## Start Task inputs

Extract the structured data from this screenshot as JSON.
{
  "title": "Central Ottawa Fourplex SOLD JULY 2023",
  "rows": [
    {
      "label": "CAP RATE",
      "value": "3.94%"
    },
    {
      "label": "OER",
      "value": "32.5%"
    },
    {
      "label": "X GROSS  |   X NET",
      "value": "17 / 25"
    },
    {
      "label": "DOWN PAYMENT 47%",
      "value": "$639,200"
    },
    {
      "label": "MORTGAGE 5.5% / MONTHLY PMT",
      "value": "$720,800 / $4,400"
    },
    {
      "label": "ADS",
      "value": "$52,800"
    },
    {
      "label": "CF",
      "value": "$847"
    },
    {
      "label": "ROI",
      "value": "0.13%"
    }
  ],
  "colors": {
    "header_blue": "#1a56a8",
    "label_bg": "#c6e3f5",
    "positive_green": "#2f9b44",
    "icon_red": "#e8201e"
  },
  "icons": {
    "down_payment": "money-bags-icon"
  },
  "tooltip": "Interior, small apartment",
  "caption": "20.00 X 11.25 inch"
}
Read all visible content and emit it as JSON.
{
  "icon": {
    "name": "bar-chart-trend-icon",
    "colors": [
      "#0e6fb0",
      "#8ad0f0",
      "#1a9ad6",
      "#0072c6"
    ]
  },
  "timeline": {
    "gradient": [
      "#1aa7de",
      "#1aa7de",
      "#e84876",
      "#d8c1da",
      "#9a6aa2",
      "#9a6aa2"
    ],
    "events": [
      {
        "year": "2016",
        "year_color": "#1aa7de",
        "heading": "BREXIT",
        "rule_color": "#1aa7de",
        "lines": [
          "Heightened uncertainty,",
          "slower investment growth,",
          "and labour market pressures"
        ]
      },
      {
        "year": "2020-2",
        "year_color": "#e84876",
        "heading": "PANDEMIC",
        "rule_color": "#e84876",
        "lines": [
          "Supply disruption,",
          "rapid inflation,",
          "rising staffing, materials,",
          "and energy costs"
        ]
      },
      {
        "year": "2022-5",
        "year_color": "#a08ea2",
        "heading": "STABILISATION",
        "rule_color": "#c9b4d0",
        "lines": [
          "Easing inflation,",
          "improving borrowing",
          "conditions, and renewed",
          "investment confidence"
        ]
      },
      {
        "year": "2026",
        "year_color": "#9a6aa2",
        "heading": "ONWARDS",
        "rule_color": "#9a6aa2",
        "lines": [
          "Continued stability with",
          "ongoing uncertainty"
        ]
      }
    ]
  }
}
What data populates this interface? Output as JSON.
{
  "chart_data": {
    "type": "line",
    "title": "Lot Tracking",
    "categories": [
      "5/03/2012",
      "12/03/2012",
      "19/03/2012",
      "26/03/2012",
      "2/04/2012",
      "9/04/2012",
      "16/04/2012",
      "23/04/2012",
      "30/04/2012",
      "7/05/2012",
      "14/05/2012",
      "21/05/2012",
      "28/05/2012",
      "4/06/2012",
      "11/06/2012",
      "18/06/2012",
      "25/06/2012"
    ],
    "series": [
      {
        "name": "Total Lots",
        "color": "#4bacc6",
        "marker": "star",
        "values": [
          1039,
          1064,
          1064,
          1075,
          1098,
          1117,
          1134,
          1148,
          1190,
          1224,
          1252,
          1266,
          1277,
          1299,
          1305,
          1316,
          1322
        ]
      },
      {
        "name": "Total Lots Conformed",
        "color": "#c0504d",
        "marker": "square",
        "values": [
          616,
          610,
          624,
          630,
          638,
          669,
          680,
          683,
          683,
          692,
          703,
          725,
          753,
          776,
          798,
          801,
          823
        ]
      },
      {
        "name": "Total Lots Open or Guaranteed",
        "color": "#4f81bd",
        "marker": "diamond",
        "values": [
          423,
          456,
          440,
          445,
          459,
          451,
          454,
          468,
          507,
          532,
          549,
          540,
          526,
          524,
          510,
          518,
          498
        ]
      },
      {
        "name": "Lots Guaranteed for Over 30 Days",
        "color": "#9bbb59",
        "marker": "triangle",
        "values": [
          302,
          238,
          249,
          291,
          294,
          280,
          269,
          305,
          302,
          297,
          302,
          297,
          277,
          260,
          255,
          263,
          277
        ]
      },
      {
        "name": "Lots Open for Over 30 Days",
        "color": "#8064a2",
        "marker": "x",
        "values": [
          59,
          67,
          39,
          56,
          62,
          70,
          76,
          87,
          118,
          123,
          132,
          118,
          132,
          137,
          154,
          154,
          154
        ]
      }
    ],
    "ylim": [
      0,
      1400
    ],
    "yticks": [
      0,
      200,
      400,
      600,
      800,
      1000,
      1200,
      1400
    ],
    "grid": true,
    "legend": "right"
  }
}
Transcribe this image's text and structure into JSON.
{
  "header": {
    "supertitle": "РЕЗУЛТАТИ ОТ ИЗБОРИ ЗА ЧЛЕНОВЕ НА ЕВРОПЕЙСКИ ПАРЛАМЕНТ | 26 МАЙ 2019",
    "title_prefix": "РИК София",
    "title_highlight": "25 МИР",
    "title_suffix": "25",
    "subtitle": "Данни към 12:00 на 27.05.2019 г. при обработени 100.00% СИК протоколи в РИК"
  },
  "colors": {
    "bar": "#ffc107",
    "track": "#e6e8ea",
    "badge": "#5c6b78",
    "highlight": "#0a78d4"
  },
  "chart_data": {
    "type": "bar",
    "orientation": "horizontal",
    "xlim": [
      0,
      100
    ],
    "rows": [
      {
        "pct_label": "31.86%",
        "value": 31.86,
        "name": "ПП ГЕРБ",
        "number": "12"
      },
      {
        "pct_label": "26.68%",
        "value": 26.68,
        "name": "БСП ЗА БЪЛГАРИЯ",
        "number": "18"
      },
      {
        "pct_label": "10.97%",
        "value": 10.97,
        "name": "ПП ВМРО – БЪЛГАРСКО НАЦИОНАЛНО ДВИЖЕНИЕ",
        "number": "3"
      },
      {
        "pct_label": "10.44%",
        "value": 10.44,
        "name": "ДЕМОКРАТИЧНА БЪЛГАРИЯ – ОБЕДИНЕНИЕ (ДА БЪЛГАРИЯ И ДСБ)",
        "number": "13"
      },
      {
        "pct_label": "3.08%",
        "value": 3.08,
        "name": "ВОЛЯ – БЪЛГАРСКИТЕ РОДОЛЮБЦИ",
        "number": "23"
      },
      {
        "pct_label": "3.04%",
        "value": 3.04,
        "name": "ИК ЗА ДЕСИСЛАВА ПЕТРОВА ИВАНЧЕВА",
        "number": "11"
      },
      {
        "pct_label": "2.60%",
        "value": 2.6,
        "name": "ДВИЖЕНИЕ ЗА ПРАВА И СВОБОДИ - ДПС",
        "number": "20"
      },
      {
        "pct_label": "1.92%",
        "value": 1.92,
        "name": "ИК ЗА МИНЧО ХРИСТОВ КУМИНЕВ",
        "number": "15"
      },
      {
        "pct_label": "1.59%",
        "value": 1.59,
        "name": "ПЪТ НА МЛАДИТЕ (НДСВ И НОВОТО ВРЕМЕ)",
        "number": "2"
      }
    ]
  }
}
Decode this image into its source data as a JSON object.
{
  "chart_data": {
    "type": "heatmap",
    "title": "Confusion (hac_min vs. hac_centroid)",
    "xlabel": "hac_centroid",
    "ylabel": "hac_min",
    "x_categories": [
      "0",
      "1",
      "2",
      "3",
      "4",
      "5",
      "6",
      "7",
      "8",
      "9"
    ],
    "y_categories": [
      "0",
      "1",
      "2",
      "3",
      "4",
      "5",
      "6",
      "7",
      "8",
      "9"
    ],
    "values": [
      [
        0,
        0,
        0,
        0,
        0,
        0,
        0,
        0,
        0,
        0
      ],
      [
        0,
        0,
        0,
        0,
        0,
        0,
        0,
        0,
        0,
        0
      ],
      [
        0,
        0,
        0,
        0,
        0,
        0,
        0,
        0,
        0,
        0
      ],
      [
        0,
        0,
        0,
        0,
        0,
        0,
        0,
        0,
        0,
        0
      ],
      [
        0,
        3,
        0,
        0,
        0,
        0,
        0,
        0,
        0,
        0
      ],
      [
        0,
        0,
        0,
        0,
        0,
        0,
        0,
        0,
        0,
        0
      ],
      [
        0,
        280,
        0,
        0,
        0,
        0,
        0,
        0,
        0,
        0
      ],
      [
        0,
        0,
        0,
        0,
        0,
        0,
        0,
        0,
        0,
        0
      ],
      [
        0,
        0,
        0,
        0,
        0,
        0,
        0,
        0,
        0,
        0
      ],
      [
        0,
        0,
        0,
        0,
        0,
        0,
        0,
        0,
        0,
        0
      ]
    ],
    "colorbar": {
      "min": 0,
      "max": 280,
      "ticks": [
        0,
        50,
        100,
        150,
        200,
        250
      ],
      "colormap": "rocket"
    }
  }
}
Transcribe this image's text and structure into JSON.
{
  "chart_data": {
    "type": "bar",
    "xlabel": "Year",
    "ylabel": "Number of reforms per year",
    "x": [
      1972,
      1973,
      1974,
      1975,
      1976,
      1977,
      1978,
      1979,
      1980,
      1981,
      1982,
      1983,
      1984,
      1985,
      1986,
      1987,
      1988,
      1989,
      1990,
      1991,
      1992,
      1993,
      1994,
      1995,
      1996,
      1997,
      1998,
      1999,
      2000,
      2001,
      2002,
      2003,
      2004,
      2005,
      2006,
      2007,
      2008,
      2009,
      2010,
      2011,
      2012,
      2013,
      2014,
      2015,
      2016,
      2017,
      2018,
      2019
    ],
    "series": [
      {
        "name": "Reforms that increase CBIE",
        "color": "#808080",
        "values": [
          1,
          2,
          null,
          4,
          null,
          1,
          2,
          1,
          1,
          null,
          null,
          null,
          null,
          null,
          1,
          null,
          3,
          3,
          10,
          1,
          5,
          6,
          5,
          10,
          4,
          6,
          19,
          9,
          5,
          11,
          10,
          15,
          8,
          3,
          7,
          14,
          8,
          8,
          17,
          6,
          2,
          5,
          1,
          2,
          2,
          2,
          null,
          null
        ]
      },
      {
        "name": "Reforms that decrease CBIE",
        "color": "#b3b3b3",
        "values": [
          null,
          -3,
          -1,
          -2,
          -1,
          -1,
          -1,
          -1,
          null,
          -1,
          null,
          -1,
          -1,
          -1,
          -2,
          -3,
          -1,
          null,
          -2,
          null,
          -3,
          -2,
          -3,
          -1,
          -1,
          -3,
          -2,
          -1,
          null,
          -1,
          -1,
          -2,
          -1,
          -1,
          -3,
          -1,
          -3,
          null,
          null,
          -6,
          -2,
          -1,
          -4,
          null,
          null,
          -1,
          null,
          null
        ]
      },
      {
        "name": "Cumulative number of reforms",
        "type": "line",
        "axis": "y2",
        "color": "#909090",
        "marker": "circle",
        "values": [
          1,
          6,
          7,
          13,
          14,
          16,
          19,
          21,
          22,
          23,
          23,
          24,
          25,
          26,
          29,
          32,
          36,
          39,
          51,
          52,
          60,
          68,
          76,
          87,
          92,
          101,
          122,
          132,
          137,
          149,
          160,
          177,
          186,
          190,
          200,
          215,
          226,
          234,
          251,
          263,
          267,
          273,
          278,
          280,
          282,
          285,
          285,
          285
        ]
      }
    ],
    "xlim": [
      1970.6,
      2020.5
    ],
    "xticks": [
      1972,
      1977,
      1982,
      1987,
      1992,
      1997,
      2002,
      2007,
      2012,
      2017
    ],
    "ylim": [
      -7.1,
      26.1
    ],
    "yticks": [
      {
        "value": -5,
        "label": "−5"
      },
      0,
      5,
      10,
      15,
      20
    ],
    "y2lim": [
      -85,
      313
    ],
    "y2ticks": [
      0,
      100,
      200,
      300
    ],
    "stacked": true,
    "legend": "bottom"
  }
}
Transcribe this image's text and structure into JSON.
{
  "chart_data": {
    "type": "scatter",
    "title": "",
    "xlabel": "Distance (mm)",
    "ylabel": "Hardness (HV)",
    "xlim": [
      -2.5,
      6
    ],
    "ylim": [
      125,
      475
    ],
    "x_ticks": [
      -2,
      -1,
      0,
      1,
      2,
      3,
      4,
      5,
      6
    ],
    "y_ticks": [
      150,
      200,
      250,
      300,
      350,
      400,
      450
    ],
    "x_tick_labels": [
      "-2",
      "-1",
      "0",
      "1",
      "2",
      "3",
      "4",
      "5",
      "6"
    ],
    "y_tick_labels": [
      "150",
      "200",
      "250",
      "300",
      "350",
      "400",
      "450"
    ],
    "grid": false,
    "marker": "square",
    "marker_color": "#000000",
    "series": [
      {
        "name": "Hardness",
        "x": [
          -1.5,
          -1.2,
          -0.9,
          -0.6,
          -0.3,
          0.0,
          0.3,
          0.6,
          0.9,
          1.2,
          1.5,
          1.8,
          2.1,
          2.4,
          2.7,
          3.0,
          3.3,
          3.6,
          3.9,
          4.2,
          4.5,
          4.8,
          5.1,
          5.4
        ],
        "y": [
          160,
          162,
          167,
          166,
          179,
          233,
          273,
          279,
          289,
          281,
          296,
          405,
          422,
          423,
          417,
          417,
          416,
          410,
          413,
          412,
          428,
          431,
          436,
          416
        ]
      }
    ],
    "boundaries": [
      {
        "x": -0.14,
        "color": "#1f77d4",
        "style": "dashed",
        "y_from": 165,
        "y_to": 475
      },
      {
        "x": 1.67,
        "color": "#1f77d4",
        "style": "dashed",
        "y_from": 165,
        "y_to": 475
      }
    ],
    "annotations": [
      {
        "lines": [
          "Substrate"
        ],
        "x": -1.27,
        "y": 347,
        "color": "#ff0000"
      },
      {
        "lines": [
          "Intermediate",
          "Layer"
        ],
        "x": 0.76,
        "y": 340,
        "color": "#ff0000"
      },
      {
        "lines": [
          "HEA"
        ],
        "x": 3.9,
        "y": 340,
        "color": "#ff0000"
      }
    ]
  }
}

## End Task inputs

Prompt
Review the material and copy each line in which the word "investment" appears.

The solution
          "slower investment growth,",
          "investment confidence"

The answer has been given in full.